Exercise ->
Write out every record in full, exactly as written, please.

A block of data
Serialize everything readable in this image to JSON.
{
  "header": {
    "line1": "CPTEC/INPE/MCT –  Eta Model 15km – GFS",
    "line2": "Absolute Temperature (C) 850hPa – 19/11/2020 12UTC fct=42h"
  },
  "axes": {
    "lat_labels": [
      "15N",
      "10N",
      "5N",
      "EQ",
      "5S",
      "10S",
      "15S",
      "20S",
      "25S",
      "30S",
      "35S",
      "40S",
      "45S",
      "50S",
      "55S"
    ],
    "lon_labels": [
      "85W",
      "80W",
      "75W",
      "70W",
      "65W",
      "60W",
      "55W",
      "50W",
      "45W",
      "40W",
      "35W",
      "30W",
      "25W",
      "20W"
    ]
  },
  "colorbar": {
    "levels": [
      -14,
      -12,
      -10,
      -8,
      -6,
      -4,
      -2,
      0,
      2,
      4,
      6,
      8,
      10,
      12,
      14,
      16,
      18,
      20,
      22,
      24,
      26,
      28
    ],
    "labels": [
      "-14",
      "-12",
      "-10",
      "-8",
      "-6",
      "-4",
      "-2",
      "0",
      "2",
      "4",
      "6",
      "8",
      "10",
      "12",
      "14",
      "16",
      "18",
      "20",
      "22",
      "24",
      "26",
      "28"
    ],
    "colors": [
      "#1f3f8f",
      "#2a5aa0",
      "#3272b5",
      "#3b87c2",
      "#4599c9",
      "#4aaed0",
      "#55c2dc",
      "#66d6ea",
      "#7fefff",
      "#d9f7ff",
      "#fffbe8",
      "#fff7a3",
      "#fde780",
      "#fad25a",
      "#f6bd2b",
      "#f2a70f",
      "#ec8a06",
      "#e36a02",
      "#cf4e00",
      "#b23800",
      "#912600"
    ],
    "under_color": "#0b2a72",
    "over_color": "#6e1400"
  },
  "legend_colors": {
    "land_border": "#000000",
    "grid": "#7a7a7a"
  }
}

Task answer ->
Serialize everything readable in this image to JSON.
{
  "header": {
    "line1": "CPTEC/INPE/MCT –  Eta Model 15km – GFS",
    "line2": "Absolute Temperature (C) 850hPa – 19/11/2020 12UTC fct=42h"
  },
  "axes": {
    "lat_labels": [
      "15N",
      "10N",
      "5N",
      "EQ",
      "5S",
      "10S",
      "15S",
      "20S",
      "25S",
      "30S",
      "35S",
      "40S",
      "45S",
      "50S",
      "55S"
    ],
    "lon_labels": [
      "85W",
      "80W",
      "75W",
      "70W",
      "65W",
      "60W",
      "55W",
      "50W",
      "45W",
      "40W",
      "35W",
      "30W",
      "25W",
      "20W"
    ]
  },
  "colorbar": {
    "levels": [
      -14,
      -12,
      -10,
      -8,
      -6,
      -4,
      -2,
      0,
      2,
      4,
      6,
      8,
      10,
      12,
      14,
      16,
      18,
      20,
      22,
      24,
      26,
      28
    ],
    "labels": [
      "-14",
      "-12",
      "-10",
      "-8",
      "-6",
      "-4",
      "-2",
      "0",
      "2",
      "4",
      "6",
      "8",
      "10",
      "12",
      "14",
      "16",
      "18",
      "20",
      "22",
      "24",
      "26",
      "28"
    ],
    "colors": [
      "#1f3f8f",
      "#2a5aa0",
      "#3272b5",
      "#3b87c2",
      "#4599c9",
      "#4aaed0",
      "#55c2dc",
      "#66d6ea",
      "#7fefff",
      "#d9f7ff",
      "#fffbe8",
      "#fff7a3",
      "#fde780",
      "#fad25a",
      "#f6bd2b",
      "#f2a70f",
      "#ec8a06",
      "#e36a02",
      "#cf4e00",
      "#b23800",
      "#912600"
    ],
    "under_color": "#0b2a72",
    "over_color": "#6e1400"
  },
  "legend_colors": {
    "land_border": "#000000",
    "grid": "#7a7a7a"
  }
}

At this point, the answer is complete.